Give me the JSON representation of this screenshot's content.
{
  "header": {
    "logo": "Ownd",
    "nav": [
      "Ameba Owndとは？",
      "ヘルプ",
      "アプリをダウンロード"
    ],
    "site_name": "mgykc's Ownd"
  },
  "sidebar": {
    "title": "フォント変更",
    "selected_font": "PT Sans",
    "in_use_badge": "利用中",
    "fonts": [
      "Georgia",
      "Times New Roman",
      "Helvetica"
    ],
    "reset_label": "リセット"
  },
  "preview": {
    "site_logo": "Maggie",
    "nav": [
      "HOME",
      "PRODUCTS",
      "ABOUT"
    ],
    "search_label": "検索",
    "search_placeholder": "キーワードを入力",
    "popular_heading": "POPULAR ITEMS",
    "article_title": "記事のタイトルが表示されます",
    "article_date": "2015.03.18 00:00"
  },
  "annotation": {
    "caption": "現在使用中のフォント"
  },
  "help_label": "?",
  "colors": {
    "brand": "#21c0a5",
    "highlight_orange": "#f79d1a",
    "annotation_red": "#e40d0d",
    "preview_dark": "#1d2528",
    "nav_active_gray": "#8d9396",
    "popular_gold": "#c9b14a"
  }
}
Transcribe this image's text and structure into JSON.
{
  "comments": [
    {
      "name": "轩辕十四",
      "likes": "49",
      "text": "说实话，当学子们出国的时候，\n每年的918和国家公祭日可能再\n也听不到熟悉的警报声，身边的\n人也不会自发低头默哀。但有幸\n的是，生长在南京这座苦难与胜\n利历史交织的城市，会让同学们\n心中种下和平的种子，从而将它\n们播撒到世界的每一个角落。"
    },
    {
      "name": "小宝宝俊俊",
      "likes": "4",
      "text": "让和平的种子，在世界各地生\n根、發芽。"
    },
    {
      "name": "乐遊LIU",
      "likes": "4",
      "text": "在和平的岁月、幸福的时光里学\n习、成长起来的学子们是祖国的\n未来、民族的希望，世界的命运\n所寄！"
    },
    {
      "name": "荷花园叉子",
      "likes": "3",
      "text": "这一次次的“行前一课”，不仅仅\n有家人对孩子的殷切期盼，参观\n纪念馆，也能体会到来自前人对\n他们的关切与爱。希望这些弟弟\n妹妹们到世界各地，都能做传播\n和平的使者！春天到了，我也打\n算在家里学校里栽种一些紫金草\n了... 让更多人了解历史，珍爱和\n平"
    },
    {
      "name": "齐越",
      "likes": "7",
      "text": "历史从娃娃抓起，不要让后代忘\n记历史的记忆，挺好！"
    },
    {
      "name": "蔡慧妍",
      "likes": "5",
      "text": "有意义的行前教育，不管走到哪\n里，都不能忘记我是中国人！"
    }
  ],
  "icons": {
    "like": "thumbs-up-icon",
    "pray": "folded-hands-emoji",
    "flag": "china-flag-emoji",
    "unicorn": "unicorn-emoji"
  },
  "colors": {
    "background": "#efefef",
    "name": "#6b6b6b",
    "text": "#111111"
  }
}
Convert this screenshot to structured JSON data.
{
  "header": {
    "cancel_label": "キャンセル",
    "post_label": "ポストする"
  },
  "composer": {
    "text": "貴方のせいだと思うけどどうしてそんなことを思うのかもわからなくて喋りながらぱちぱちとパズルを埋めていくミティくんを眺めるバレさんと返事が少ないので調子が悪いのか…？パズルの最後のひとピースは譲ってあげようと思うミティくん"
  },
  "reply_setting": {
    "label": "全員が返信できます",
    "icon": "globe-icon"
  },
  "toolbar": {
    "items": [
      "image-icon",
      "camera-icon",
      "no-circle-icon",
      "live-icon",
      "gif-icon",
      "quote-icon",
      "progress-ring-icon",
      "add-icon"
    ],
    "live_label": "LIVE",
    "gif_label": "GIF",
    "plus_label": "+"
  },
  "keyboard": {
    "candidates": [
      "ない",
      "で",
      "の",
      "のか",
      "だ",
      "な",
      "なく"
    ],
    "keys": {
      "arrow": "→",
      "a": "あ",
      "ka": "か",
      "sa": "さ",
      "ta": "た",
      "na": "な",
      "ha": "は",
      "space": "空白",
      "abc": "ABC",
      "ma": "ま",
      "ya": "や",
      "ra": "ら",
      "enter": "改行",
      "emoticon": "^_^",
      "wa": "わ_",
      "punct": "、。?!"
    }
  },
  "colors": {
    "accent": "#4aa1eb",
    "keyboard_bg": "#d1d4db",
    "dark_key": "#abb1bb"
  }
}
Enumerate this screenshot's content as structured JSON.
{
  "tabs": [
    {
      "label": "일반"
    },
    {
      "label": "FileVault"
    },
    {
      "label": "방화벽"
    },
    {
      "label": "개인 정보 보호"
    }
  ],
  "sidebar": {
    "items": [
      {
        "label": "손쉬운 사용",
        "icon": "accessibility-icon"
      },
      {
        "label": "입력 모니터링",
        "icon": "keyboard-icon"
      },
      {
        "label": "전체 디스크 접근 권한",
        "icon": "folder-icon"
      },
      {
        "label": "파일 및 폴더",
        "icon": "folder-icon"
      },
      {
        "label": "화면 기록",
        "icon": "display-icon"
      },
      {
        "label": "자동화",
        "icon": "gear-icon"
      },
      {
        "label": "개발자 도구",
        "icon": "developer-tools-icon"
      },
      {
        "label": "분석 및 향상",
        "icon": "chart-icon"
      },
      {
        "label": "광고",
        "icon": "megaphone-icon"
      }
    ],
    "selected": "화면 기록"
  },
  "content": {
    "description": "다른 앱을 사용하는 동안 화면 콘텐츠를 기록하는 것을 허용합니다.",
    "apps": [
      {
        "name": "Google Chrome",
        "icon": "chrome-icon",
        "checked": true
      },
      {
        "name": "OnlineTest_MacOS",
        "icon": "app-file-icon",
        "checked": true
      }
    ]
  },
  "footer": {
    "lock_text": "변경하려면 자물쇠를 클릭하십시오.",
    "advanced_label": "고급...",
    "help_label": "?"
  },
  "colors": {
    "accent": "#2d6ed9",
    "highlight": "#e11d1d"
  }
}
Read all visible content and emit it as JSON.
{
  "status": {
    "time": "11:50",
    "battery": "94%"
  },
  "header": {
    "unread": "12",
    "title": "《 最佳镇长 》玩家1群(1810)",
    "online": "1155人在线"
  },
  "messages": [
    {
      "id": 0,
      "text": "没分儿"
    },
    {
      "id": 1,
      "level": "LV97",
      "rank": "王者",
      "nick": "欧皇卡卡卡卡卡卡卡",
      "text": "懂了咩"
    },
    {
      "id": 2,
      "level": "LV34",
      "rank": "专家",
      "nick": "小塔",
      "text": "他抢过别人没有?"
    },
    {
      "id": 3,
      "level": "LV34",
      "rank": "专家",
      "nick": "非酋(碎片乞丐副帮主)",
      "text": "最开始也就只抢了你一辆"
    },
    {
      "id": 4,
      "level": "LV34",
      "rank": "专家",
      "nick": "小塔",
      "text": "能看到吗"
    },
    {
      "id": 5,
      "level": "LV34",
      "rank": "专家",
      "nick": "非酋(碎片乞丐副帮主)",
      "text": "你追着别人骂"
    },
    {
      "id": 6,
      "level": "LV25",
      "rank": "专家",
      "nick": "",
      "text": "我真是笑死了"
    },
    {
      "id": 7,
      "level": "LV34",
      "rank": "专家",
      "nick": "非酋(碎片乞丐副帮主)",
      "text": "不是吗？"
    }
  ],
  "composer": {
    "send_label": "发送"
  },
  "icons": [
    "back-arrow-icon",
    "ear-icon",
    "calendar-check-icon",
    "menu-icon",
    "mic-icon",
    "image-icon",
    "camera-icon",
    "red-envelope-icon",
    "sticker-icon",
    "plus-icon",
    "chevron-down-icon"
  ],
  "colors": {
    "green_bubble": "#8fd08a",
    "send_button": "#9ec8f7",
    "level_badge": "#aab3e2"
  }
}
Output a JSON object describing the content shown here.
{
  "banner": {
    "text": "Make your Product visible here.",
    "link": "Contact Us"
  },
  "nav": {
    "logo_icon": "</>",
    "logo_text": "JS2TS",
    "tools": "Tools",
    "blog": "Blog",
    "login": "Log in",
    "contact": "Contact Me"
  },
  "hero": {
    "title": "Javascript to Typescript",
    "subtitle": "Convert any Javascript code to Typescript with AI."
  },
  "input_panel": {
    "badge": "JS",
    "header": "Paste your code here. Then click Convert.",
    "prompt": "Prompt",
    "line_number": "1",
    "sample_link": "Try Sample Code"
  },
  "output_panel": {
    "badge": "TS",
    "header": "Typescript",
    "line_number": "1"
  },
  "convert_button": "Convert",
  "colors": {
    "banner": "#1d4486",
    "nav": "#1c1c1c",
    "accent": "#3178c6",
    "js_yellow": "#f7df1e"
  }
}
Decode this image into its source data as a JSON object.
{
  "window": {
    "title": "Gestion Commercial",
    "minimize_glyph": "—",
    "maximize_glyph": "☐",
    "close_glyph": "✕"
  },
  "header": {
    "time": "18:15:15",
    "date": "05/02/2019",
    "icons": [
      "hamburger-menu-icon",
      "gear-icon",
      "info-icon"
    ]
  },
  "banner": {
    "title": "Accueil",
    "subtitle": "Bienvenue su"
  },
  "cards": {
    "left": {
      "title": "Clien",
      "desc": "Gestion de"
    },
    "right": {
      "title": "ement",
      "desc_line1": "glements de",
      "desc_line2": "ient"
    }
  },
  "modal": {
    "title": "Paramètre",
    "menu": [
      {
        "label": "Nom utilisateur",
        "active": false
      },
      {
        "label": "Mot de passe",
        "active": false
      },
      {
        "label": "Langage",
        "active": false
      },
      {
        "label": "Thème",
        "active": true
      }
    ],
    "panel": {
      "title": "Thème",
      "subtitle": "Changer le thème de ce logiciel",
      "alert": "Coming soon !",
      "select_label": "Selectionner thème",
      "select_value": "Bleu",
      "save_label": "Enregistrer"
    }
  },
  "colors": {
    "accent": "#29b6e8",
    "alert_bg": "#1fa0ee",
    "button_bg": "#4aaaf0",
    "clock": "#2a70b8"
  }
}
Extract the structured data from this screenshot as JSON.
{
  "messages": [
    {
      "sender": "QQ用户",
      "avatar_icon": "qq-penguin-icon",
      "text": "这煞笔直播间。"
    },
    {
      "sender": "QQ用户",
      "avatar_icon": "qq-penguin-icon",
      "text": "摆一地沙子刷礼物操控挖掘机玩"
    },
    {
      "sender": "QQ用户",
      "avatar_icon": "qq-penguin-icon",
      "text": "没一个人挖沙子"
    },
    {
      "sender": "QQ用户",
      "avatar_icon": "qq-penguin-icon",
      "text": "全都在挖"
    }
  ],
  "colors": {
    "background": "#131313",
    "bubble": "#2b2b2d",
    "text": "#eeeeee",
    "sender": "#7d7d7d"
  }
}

The exercise -
Locate the lines above that hold the word "Javascript". Show every one of them.

The result -
    "title": "Javascript to Typescript",
    "subtitle": "Convert any Javascript code to Typescript with AI."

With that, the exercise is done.